-- begin --
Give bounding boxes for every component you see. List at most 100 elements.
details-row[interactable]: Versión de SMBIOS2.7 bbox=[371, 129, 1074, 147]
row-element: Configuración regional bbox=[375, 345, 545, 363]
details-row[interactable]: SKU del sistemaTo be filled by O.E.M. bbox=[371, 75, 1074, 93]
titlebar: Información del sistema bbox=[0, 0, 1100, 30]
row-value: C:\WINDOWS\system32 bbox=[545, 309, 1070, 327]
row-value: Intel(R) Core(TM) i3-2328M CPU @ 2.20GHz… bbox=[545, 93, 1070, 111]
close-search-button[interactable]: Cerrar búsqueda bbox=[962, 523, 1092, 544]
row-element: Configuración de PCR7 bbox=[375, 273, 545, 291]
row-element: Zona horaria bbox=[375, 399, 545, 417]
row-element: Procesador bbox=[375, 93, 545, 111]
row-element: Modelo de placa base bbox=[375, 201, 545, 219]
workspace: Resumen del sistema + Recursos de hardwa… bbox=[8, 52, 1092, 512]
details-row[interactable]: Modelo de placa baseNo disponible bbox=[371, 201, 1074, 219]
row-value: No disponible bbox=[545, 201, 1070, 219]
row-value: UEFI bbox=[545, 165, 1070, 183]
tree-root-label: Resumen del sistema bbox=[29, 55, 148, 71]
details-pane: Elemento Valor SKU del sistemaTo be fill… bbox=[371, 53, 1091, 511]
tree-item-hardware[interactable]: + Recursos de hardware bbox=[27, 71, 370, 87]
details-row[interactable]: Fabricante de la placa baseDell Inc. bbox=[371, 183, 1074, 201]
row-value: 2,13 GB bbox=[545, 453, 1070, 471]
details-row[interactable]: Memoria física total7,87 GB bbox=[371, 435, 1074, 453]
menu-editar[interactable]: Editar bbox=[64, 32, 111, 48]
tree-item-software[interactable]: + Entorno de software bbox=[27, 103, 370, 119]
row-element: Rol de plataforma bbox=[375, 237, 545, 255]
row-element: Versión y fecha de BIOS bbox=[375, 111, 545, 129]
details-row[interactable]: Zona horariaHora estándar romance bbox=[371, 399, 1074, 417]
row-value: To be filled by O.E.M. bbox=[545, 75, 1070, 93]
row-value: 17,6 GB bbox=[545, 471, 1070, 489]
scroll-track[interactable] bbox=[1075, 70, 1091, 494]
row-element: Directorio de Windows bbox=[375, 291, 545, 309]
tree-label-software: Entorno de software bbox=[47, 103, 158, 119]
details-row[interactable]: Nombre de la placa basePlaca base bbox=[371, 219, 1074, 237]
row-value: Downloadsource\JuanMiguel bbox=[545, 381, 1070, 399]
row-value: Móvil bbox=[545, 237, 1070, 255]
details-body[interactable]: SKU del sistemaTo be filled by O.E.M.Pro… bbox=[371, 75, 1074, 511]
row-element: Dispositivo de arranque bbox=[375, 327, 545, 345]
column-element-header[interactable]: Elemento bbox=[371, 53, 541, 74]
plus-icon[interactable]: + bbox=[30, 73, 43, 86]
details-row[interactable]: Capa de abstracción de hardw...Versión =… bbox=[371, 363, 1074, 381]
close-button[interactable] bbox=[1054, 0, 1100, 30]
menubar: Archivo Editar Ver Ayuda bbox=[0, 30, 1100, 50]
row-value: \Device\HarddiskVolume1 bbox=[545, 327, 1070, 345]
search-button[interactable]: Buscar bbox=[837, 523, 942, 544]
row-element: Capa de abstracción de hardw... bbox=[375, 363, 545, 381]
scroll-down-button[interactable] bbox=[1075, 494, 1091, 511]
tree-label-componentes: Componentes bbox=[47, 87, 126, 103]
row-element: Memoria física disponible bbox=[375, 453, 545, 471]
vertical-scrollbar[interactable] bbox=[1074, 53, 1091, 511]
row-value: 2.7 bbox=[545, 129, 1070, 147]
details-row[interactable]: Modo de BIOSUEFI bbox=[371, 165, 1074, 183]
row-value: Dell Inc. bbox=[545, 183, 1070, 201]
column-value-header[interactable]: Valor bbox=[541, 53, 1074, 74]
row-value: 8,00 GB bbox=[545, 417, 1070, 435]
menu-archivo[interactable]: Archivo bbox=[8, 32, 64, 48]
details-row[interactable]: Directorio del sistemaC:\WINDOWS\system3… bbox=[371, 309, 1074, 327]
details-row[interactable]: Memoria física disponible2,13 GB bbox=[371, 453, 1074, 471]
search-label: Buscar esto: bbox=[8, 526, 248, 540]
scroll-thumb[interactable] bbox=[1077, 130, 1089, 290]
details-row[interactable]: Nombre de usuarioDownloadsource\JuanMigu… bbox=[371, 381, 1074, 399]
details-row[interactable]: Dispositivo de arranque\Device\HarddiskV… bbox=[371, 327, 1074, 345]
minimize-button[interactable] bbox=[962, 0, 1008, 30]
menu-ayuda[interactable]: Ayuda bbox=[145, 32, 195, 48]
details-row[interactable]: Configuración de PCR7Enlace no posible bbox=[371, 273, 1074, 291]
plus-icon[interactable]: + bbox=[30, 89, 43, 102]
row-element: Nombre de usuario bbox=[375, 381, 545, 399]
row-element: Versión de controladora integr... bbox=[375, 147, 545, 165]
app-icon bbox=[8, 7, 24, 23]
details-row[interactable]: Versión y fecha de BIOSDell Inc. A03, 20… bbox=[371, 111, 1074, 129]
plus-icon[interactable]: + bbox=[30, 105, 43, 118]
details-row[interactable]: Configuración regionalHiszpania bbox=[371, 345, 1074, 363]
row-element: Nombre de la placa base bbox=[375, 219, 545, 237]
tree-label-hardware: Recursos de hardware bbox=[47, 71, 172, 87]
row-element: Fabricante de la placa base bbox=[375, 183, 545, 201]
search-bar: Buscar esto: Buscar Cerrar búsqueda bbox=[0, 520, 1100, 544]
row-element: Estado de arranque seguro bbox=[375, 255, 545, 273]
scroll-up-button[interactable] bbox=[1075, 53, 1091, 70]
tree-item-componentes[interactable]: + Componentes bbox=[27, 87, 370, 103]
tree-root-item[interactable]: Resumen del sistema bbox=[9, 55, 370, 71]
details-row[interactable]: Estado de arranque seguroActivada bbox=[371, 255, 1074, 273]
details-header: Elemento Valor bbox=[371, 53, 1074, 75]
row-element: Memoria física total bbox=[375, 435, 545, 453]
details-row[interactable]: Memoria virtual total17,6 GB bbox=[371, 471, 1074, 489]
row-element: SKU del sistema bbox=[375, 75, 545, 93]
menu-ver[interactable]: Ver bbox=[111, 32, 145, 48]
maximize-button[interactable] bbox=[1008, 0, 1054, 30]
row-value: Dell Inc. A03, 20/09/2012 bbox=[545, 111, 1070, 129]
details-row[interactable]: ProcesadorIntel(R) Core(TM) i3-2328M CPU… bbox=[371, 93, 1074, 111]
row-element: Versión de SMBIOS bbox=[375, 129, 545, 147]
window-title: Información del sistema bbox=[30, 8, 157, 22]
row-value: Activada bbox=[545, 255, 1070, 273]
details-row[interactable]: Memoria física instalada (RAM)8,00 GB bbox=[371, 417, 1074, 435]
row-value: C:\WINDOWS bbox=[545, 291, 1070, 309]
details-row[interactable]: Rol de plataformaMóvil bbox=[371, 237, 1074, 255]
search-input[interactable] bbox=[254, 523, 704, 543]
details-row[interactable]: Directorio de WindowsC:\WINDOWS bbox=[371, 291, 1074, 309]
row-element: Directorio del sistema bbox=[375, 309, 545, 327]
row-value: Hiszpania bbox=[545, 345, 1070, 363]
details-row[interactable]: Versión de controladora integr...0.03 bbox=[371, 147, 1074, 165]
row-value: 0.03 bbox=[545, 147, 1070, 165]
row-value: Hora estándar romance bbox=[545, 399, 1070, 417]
-- end --
What needs to be done: Please output every line of the entries above as a numbered list, skipping any blank lines.

Written response:
1. Give bounding boxes for every component you see. List at most 100 elements.
2. details-row[interactable]: Versión de SMBIOS2.7 bbox=[371, 129, 1074, 147]
3. row-element: Configuración regional bbox=[375, 345, 545, 363]
4. details-row[interactable]: SKU del sistemaTo be filled by O.E.M. bbox=[371, 75, 1074, 93]
5. titlebar: Información del sistema bbox=[0, 0, 1100, 30]
6. row-value: C:\WINDOWS\system32 bbox=[545, 309, 1070, 327]
7. row-value: Intel(R) Core(TM) i3-2328M CPU @ 2.20GHz… bbox=[545, 93, 1070, 111]
8. close-search-button[interactable]: Cerrar búsqueda bbox=[962, 523, 1092, 544]
9. row-element: Configuración de PCR7 bbox=[375, 273, 545, 291]
10. row-element: Zona horaria bbox=[375, 399, 545, 417]
11. row-element: Procesador bbox=[375, 93, 545, 111]
12. row-element: Modelo de placa base bbox=[375, 201, 545, 219]
13. workspace: Resumen del sistema + Recursos de hardwa… bbox=[8, 52, 1092, 512]
14. details-row[interactable]: Modelo de placa baseNo disponible bbox=[371, 201, 1074, 219]
15. row-value: No disponible bbox=[545, 201, 1070, 219]
16. row-value: UEFI bbox=[545, 165, 1070, 183]
17. tree-root-label: Resumen del sistema bbox=[29, 55, 148, 71]
18. details-pane: Elemento Valor SKU del sistemaTo be fill… bbox=[371, 53, 1091, 511]
19. tree-item-hardware[interactable]: + Recursos de hardware bbox=[27, 71, 370, 87]
20. details-row[interactable]: Fabricante de la placa baseDell Inc. bbox=[371, 183, 1074, 201]
21. row-value: 2,13 GB bbox=[545, 453, 1070, 471]
22. details-row[interactable]: Memoria física total7,87 GB bbox=[371, 435, 1074, 453]
23. menu-editar[interactable]: Editar bbox=[64, 32, 111, 48]
24. tree-item-software[interactable]: + Entorno de software bbox=[27, 103, 370, 119]
25. row-element: Rol de plataforma bbox=[375, 237, 545, 255]
26. row-element: Versión y fecha de BIOS bbox=[375, 111, 545, 129]
27. details-row[interactable]: Zona horariaHora estándar romance bbox=[371, 399, 1074, 417]
28. row-value: To be filled by O.E.M. bbox=[545, 75, 1070, 93]
29. row-value: 17,6 GB bbox=[545, 471, 1070, 489]
30. scroll-track[interactable] bbox=[1075, 70, 1091, 494]
31. row-element: Directorio de Windows bbox=[375, 291, 545, 309]
32. tree-label-software: Entorno de software bbox=[47, 103, 158, 119]
33. details-row[interactable]: Nombre de la placa basePlaca base bbox=[371, 219, 1074, 237]
34. row-value: Downloadsource\JuanMiguel bbox=[545, 381, 1070, 399]
35. row-value: Móvil bbox=[545, 237, 1070, 255]
36. details-body[interactable]: SKU del sistemaTo be filled by O.E.M.Pro… bbox=[371, 75, 1074, 511]
37. row-element: Dispositivo de arranque bbox=[375, 327, 545, 345]
38. column-element-header[interactable]: Elemento bbox=[371, 53, 541, 74]
39. plus-icon[interactable]: + bbox=[30, 73, 43, 86]
40. details-row[interactable]: Capa de abstracción de hardw...Versión =… bbox=[371, 363, 1074, 381]
41. close-button[interactable] bbox=[1054, 0, 1100, 30]
42. menubar: Archivo Editar Ver Ayuda bbox=[0, 30, 1100, 50]
43. row-value: \Device\HarddiskVolume1 bbox=[545, 327, 1070, 345]
44. search-button[interactable]: Buscar bbox=[837, 523, 942, 544]
45. row-element: Capa de abstracción de hardw... bbox=[375, 363, 545, 381]
46. scroll-down-button[interactable] bbox=[1075, 494, 1091, 511]
47. tree-label-componentes: Componentes bbox=[47, 87, 126, 103]
48. row-element: Memoria física disponible bbox=[375, 453, 545, 471]
49. vertical-scrollbar[interactable] bbox=[1074, 53, 1091, 511]
50. row-value: 2.7 bbox=[545, 129, 1070, 147]
51. details-row[interactable]: Modo de BIOSUEFI bbox=[371, 165, 1074, 183]
52. row-value: Dell Inc. bbox=[545, 183, 1070, 201]
53. column-value-header[interactable]: Valor bbox=[541, 53, 1074, 74]
54. row-value: 8,00 GB bbox=[545, 417, 1070, 435]
55. menu-archivo[interactable]: Archivo bbox=[8, 32, 64, 48]
56. details-row[interactable]: Directorio del sistemaC:\WINDOWS\system3… bbox=[371, 309, 1074, 327]
57. details-row[interactable]: Memoria física disponible2,13 GB bbox=[371, 453, 1074, 471]
58. search-label: Buscar esto: bbox=[8, 526, 248, 540]
59. scroll-thumb[interactable] bbox=[1077, 130, 1089, 290]
60. details-row[interactable]: Nombre de usuarioDownloadsource\JuanMigu… bbox=[371, 381, 1074, 399]
61. details-row[interactable]: Dispositivo de arranque\Device\HarddiskV… bbox=[371, 327, 1074, 345]
62. minimize-button[interactable] bbox=[962, 0, 1008, 30]
63. menu-ayuda[interactable]: Ayuda bbox=[145, 32, 195, 48]
64. details-row[interactable]: Configuración de PCR7Enlace no posible bbox=[371, 273, 1074, 291]
65. plus-icon[interactable]: + bbox=[30, 89, 43, 102]
66. row-element: Nombre de usuario bbox=[375, 381, 545, 399]
67. row-element: Versión de controladora integr... bbox=[375, 147, 545, 165]
68. app-icon bbox=[8, 7, 24, 23]
69. details-row[interactable]: Versión y fecha de BIOSDell Inc. A03, 20… bbox=[371, 111, 1074, 129]
70. plus-icon[interactable]: + bbox=[30, 105, 43, 118]
71. details-row[interactable]: Configuración regionalHiszpania bbox=[371, 345, 1074, 363]
72. row-element: Nombre de la placa base bbox=[375, 219, 545, 237]
73. tree-label-hardware: Recursos de hardware bbox=[47, 71, 172, 87]
74. row-element: Fabricante de la placa base bbox=[375, 183, 545, 201]
75. search-bar: Buscar esto: Buscar Cerrar búsqueda bbox=[0, 520, 1100, 544]
76. row-element: Estado de arranque seguro bbox=[375, 255, 545, 273]
77. scroll-up-button[interactable] bbox=[1075, 53, 1091, 70]
78. tree-item-componentes[interactable]: + Componentes bbox=[27, 87, 370, 103]
79. tree-root-item[interactable]: Resumen del sistema bbox=[9, 55, 370, 71]
80. details-row[interactable]: Estado de arranque seguroActivada bbox=[371, 255, 1074, 273]
81. details-header: Elemento Valor bbox=[371, 53, 1074, 75]
82. row-element: Memoria física total bbox=[375, 435, 545, 453]
83. details-row[interactable]: Memoria virtual total17,6 GB bbox=[371, 471, 1074, 489]
84. row-element: SKU del sistema bbox=[375, 75, 545, 93]
85. menu-ver[interactable]: Ver bbox=[111, 32, 145, 48]
86. maximize-button[interactable] bbox=[1008, 0, 1054, 30]
87. row-value: Dell Inc. A03, 20/09/2012 bbox=[545, 111, 1070, 129]
88. details-row[interactable]: ProcesadorIntel(R) Core(TM) i3-2328M CPU… bbox=[371, 93, 1074, 111]
89. row-element: Versión de SMBIOS bbox=[375, 129, 545, 147]
90. window-title: Información del sistema bbox=[30, 8, 157, 22]
91. row-value: Activada bbox=[545, 255, 1070, 273]
92. details-row[interactable]: Memoria física instalada (RAM)8,00 GB bbox=[371, 417, 1074, 435]
93. row-value: C:\WINDOWS bbox=[545, 291, 1070, 309]
94. details-row[interactable]: Rol de plataformaMóvil bbox=[371, 237, 1074, 255]
95. search-input[interactable] bbox=[254, 523, 704, 543]
96. details-row[interactable]: Directorio de WindowsC:\WINDOWS bbox=[371, 291, 1074, 309]
97. row-element: Directorio del sistema bbox=[375, 309, 545, 327]
98. row-value: Hiszpania bbox=[545, 345, 1070, 363]
99. details-row[interactable]: Versión de controladora integr...0.03 bbox=[371, 147, 1074, 165]
100. row-value: 0.03 bbox=[545, 147, 1070, 165]
101. row-value: Hora estándar romance bbox=[545, 399, 1070, 417]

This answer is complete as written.